## EXERCISE AIM
According to the in-laws text below, why should you stay out of an argument between your husband and his mother?

## EXCERPTED PASSAGE
+ + +

How many movies and TV shows have we seen joking about the relationships between in-laws? One movie comes to mind: Meet the Parents and Meet the Fockers. These two comedies center around the life of a couple, Greg and Pam, and the meeting of their parents. The movies explore the complicated relationship among in-laws, especially if they have different lifestyles and values. Is it so far-fetched to think that our relationship with our in-laws is as complex as the things we see in movies?
Know Your Boundaries
If you attend a session of family counseling in Sandy, Utah, the counselor will tell you that meddling into personal affairs is always the number one reason in-law relationships fail. You have to know where you stand and when your opinions are needed. For example, your husband argued with his mother. Should you meddle into it? Even if the fight involves your husband, you need to choose your battles well. Remember that as mother and son, your in-laws would forgive their son. What about you? After meddling into their affairs, would they forgive you?

+ + +

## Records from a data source
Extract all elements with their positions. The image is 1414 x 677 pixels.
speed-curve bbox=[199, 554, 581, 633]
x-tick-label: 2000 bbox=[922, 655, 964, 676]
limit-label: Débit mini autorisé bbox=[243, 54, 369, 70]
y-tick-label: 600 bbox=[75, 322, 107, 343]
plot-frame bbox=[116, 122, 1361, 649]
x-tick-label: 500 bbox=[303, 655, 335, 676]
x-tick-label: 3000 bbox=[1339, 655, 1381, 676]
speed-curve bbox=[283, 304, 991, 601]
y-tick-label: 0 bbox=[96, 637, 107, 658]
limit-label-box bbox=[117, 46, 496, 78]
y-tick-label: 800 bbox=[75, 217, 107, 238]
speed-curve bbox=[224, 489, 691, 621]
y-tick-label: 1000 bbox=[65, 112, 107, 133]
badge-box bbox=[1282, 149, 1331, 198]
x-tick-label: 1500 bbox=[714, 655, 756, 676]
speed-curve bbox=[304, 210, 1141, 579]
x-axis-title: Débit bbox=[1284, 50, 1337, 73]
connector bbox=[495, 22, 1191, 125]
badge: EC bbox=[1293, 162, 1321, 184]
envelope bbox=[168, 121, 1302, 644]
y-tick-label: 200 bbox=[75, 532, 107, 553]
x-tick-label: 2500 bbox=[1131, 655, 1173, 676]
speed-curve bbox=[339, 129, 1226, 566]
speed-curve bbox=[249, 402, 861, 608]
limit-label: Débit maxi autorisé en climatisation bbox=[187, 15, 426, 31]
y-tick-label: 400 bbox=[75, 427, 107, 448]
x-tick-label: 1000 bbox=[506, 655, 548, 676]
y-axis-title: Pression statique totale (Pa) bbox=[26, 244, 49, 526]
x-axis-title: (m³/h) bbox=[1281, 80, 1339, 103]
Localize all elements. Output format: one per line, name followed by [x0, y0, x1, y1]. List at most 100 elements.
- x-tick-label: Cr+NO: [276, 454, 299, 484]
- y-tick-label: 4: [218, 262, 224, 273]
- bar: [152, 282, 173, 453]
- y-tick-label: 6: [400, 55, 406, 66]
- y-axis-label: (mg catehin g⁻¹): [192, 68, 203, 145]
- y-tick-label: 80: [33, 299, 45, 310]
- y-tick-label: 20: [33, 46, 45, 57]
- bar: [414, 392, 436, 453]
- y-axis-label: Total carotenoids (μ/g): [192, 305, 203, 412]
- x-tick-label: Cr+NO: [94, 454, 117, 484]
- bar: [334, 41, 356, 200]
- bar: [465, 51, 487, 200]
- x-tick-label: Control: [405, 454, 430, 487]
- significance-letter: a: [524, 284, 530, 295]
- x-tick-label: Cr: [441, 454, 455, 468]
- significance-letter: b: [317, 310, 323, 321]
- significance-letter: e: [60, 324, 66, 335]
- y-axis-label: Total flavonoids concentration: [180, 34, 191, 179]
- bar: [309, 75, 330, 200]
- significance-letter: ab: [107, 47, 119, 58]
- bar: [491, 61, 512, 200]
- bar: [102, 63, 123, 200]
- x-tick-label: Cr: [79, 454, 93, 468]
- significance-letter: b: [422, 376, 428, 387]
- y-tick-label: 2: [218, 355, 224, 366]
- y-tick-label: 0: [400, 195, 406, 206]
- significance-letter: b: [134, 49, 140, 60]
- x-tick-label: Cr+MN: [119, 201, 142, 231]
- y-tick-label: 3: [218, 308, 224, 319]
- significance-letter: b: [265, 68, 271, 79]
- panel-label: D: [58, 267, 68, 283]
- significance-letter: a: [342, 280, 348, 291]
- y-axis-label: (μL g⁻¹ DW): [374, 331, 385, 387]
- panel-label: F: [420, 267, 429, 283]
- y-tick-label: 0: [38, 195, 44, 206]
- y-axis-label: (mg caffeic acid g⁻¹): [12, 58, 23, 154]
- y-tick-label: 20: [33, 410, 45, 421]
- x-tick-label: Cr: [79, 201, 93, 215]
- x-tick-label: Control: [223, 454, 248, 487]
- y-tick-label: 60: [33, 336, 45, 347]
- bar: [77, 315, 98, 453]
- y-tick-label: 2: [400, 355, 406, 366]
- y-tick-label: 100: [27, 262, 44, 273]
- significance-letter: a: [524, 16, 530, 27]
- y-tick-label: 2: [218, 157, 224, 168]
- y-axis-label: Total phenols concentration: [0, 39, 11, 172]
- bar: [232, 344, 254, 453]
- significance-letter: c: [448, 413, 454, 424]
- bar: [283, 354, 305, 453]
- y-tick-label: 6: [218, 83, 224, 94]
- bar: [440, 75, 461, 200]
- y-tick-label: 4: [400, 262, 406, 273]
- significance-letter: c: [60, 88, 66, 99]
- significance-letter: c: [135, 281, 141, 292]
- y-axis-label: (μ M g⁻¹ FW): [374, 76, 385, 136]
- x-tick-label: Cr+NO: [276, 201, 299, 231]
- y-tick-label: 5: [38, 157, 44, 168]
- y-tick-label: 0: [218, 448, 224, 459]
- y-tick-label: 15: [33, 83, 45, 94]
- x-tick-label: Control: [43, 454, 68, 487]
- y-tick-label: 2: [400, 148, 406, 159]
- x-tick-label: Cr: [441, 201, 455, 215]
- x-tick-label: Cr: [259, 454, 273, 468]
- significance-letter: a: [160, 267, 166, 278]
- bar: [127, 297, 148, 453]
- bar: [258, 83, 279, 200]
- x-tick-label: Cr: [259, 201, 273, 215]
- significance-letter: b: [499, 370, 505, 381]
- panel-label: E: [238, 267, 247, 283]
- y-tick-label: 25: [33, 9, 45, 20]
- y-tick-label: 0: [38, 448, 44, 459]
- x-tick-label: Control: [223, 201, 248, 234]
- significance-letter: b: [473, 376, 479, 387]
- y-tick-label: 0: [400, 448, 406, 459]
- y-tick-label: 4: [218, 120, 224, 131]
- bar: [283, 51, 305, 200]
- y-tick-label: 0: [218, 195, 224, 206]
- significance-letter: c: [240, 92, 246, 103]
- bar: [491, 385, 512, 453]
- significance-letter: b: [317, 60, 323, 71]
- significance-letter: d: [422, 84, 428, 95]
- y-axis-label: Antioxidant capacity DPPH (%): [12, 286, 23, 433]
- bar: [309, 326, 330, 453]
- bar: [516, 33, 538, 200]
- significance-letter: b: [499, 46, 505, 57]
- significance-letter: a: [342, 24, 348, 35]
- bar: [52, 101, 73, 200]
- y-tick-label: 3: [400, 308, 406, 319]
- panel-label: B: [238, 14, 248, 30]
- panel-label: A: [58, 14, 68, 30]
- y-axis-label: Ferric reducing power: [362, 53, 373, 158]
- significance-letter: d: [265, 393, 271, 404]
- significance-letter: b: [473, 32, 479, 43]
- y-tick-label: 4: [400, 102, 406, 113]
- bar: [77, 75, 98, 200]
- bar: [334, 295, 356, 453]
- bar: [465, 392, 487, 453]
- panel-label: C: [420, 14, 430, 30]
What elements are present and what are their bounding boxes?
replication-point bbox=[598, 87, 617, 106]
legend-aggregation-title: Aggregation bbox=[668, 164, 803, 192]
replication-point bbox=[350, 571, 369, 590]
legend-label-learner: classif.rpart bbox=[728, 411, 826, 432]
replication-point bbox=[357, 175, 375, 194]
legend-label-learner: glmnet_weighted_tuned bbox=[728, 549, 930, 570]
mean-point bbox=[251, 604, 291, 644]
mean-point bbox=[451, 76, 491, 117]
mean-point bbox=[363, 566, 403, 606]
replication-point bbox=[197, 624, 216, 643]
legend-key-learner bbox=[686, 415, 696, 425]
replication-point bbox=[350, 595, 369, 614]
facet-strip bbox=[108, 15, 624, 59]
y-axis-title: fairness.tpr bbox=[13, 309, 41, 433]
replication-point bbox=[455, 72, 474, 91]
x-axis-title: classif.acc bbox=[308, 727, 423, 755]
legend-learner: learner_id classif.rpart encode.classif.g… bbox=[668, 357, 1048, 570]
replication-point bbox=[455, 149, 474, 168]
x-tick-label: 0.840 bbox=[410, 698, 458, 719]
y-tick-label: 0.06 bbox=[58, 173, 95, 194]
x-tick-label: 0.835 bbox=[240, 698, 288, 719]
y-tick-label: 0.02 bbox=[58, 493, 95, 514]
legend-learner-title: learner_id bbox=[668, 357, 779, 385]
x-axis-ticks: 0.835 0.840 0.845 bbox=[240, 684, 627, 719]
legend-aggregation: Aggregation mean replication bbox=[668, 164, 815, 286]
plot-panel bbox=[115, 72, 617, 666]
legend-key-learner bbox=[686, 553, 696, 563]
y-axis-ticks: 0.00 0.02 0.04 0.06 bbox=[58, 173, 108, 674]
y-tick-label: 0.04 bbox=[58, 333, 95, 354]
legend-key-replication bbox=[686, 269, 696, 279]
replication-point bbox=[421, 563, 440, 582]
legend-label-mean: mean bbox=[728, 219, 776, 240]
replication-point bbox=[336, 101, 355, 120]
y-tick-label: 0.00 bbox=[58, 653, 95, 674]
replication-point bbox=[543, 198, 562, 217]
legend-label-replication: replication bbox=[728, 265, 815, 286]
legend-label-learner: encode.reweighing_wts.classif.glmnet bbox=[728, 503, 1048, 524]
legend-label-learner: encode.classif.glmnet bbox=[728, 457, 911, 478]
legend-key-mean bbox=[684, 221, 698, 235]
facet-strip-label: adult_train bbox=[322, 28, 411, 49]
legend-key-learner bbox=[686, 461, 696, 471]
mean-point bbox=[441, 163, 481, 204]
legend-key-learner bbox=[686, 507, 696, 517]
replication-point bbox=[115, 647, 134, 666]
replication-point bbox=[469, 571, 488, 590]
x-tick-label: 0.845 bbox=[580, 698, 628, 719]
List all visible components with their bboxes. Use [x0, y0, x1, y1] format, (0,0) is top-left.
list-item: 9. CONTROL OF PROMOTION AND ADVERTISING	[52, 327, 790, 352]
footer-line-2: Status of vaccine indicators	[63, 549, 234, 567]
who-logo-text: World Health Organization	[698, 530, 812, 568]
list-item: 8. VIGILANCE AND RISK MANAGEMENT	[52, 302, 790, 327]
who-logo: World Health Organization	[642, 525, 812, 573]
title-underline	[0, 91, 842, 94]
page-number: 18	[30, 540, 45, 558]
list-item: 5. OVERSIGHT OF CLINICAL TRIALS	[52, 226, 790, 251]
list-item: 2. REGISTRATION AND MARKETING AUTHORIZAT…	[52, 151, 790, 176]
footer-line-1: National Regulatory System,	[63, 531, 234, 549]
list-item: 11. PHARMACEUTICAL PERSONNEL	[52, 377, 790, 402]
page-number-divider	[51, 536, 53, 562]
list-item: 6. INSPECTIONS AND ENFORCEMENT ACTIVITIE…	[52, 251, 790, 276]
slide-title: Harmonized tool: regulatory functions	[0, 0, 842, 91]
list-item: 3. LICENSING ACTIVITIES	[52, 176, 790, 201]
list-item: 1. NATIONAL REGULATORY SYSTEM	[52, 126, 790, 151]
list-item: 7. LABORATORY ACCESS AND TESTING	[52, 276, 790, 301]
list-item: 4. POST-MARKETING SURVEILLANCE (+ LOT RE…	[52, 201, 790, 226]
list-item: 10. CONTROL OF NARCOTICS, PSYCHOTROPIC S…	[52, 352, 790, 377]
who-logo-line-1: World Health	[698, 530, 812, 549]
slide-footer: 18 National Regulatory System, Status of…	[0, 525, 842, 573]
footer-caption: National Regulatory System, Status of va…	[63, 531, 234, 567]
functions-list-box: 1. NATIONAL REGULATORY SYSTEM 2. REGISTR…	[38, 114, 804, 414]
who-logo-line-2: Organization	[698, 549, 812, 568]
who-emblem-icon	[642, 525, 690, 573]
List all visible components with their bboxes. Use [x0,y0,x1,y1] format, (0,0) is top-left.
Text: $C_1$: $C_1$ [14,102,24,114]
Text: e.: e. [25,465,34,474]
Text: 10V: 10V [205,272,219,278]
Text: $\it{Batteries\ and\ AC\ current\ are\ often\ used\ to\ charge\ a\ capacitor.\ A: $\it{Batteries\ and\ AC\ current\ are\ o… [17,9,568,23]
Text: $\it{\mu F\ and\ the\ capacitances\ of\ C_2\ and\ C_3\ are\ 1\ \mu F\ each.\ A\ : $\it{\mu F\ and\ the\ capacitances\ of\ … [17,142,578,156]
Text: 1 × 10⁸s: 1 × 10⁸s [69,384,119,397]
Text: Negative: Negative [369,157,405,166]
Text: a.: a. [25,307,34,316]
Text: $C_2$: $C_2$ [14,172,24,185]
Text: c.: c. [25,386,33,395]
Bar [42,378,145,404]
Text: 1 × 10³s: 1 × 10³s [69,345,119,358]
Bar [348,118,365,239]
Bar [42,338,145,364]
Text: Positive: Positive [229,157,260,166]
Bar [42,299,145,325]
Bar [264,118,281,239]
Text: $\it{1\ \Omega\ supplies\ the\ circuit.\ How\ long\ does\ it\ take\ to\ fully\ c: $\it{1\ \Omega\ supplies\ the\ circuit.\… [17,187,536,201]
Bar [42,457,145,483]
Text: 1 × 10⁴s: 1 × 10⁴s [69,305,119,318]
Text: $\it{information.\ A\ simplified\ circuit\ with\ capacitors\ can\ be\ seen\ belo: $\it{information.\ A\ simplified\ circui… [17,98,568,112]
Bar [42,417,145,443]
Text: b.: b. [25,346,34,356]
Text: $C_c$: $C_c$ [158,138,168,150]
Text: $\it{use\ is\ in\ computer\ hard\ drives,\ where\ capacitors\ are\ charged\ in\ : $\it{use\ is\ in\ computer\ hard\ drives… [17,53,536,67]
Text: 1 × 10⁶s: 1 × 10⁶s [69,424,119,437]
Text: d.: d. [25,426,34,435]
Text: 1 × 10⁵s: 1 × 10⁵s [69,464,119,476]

+ + +

## EXERCISE RESULT
Meddling in personal affairs is the top reason in-law relationships fail. Because they are mother and son, your husband's parents would forgive him, but after you meddle in their affairs, they may not forgive you.